● Required task
List each line of the data that holds the string "coordinate", please.

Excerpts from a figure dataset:
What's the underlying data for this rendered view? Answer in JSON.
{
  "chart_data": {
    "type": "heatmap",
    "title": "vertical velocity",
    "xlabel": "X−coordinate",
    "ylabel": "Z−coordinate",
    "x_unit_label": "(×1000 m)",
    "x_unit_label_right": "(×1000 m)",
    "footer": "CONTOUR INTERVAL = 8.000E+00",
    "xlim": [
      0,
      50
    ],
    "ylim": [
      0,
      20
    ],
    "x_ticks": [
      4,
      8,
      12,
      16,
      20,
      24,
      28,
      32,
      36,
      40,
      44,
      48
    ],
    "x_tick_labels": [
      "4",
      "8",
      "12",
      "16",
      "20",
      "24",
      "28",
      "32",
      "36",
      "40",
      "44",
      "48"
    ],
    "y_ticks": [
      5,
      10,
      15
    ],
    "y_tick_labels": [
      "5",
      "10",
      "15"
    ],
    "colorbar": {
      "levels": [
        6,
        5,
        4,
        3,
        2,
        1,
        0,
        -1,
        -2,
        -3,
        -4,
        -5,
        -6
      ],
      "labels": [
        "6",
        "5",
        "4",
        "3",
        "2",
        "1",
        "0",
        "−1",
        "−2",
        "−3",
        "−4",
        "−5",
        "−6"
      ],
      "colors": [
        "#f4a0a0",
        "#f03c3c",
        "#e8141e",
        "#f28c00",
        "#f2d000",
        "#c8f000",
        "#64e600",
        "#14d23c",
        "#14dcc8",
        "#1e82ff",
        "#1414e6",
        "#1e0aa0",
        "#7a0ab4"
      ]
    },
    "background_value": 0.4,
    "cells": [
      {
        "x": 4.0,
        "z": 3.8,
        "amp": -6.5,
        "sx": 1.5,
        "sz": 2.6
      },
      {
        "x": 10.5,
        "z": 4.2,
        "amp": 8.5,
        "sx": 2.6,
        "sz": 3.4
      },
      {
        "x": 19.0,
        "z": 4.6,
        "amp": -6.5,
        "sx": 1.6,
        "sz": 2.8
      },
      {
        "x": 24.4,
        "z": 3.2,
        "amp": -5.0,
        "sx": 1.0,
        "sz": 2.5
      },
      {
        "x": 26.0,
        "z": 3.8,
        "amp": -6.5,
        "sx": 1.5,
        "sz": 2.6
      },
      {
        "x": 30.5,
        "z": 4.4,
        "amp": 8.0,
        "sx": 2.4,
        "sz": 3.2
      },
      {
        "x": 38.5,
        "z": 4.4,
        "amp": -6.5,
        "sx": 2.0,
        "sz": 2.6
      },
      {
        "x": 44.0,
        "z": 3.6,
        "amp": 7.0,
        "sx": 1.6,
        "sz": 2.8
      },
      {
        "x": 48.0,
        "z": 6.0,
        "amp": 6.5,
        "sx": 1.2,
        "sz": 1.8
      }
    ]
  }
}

● Task result
    "xlabel": "X−coordinate",
    "ylabel": "Z−coordinate",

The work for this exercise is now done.